What you will do — Wherever "Output" appears in a line, copy that line.

====

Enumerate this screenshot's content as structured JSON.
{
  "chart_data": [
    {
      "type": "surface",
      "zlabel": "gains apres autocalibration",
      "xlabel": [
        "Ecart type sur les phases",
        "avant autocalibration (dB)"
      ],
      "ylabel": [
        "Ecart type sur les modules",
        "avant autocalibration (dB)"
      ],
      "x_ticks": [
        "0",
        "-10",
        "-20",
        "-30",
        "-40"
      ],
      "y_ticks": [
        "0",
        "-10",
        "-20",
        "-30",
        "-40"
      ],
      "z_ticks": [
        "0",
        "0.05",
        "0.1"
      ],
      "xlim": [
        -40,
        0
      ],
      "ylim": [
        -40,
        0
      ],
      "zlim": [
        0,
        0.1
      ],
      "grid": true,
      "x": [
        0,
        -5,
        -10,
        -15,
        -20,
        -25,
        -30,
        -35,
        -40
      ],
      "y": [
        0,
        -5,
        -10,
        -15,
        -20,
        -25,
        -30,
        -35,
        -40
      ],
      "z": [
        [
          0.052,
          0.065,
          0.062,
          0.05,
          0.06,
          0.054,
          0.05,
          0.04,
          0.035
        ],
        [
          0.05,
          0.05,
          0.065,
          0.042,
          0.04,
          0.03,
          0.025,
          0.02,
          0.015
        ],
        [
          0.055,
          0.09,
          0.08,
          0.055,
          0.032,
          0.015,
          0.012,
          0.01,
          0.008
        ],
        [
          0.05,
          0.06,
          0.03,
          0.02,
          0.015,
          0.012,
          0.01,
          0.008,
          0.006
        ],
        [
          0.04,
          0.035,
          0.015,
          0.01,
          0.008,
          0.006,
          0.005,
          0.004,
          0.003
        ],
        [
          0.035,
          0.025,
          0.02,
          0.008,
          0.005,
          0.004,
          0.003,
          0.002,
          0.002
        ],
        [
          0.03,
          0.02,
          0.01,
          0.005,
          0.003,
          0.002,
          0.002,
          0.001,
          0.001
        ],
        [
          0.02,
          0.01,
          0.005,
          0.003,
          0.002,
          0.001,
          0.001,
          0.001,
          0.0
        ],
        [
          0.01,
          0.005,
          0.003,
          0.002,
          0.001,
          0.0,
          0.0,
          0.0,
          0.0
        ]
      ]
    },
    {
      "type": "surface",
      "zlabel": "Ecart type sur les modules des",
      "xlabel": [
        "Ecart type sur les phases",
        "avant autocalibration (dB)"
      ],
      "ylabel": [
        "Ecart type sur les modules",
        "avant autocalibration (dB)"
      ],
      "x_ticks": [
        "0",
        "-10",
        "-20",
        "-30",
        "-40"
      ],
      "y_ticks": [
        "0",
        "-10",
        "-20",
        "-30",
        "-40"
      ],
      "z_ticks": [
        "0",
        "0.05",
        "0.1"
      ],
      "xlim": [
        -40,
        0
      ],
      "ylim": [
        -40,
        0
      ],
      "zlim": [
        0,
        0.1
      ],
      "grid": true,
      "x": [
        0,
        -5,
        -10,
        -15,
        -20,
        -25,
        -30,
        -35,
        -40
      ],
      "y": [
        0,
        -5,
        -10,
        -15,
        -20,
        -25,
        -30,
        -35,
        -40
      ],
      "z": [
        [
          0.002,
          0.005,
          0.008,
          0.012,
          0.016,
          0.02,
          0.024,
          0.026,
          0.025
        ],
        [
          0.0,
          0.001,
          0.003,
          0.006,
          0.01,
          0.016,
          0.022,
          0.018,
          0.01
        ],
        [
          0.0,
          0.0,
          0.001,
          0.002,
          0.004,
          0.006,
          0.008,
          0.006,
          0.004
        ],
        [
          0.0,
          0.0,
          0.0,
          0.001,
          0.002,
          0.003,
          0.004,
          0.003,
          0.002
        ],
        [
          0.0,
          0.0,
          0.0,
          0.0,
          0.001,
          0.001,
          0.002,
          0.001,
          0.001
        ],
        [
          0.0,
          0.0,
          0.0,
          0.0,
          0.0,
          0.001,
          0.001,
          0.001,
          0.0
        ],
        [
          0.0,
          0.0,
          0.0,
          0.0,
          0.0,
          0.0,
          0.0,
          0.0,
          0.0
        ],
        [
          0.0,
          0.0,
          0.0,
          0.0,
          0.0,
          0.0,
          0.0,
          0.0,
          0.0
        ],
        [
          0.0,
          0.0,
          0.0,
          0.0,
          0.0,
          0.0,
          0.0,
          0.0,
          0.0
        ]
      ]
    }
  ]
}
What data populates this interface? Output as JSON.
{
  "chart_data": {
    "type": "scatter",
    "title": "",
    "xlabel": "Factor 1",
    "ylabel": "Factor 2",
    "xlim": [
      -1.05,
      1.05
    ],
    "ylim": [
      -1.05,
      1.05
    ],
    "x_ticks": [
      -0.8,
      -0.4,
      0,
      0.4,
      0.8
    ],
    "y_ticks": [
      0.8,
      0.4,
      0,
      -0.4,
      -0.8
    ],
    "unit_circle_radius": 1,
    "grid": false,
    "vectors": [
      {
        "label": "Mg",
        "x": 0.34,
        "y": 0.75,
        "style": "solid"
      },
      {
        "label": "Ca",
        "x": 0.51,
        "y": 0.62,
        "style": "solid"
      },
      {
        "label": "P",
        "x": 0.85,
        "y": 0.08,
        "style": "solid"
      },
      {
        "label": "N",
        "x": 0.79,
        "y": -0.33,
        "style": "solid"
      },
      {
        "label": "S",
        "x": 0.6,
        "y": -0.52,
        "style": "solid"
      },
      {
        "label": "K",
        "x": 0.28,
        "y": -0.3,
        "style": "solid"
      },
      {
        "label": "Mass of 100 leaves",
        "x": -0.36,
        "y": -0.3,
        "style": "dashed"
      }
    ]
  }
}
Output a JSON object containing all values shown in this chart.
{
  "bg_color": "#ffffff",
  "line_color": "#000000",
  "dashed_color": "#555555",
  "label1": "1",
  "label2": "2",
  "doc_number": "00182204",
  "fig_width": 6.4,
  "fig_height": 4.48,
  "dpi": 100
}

====

Result of the task —
What data populates this interface? Output as JSON.
Output a JSON object containing all values shown in this chart.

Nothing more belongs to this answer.